• WHAT YOU WILL DO: Print all entries precisely as they are written.

* Begin *

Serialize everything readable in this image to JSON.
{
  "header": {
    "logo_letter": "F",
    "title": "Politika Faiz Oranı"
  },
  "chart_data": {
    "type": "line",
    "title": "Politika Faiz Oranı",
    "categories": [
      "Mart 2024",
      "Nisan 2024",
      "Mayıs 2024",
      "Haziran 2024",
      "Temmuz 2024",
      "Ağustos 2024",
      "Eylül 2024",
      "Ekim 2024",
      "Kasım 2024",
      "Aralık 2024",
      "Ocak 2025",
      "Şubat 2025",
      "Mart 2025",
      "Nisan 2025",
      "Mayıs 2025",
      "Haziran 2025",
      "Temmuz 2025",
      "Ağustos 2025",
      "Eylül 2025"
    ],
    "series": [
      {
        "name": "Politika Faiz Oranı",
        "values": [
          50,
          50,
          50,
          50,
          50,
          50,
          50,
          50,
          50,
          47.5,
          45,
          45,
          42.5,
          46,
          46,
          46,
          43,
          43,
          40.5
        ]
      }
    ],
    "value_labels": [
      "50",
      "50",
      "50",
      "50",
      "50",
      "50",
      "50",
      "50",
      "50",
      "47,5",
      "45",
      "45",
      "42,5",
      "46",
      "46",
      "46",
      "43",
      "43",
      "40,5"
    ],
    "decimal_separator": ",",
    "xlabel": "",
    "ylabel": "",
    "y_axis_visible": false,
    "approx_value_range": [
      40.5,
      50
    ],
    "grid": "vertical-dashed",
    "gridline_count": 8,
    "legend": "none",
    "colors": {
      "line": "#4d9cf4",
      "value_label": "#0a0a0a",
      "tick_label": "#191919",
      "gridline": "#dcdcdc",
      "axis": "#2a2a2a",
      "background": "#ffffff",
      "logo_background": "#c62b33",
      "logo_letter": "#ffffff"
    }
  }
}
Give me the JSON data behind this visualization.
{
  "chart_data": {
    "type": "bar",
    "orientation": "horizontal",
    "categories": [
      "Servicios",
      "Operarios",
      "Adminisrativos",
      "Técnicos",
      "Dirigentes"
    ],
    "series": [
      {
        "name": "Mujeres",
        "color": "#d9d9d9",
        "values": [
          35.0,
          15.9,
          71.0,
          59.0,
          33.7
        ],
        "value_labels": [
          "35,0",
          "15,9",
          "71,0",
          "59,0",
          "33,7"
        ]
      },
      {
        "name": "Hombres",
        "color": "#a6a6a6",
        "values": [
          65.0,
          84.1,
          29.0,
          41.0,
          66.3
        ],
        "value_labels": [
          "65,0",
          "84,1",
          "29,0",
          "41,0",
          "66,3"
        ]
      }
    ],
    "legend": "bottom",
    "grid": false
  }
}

* End *

• WRITTEN RESPONSE:
Serialize everything readable in this image to JSON.
{
  "header": {
    "logo_letter": "F",
    "title": "Politika Faiz Oranı"
  },
  "chart_data": {
    "type": "line",
    "title": "Politika Faiz Oranı",
    "categories": [
      "Mart 2024",
      "Nisan 2024",
      "Mayıs 2024",
      "Haziran 2024",
      "Temmuz 2024",
      "Ağustos 2024",
      "Eylül 2024",
      "Ekim 2024",
      "Kasım 2024",
      "Aralık 2024",
      "Ocak 2025",
      "Şubat 2025",
      "Mart 2025",
      "Nisan 2025",
      "Mayıs 2025",
      "Haziran 2025",
      "Temmuz 2025",
      "Ağustos 2025",
      "Eylül 2025"
    ],
    "series": [
      {
        "name": "Politika Faiz Oranı",
        "values": [
          50,
          50,
          50,
          50,
          50,
          50,
          50,
          50,
          50,
          47.5,
          45,
          45,
          42.5,
          46,
          46,
          46,
          43,
          43,
          40.5
        ]
      }
    ],
    "value_labels": [
      "50",
      "50",
      "50",
      "50",
      "50",
      "50",
      "50",
      "50",
      "50",
      "47,5",
      "45",
      "45",
      "42,5",
      "46",
      "46",
      "46",
      "43",
      "43",
      "40,5"
    ],
    "decimal_separator": ",",
    "xlabel": "",
    "ylabel": "",
    "y_axis_visible": false,
    "approx_value_range": [
      40.5,
      50
    ],
    "grid": "vertical-dashed",
    "gridline_count": 8,
    "legend": "none",
    "colors": {
      "line": "#4d9cf4",
      "value_label": "#0a0a0a",
      "tick_label": "#191919",
      "gridline": "#dcdcdc",
      "axis": "#2a2a2a",
      "background": "#ffffff",
      "logo_background": "#c62b33",
      "logo_letter": "#ffffff"
    }
  }
}
Give me the JSON data behind this visualization.
{
  "chart_data": {
    "type": "bar",
    "orientation": "horizontal",
    "categories": [
      "Servicios",
      "Operarios",
      "Adminisrativos",
      "Técnicos",
      "Dirigentes"
    ],
    "series": [
      {
        "name": "Mujeres",
        "color": "#d9d9d9",
        "values": [
          35.0,
          15.9,
          71.0,
          59.0,
          33.7
        ],
        "value_labels": [
          "35,0",
          "15,9",
          "71,0",
          "59,0",
          "33,7"
        ]
      },
      {
        "name": "Hombres",
        "color": "#a6a6a6",
        "values": [
          65.0,
          84.1,
          29.0,
          41.0,
          66.3
        ],
        "value_labels": [
          "65,0",
          "84,1",
          "29,0",
          "41,0",
          "66,3"
        ]
      }
    ],
    "legend": "bottom",
    "grid": false
  }
}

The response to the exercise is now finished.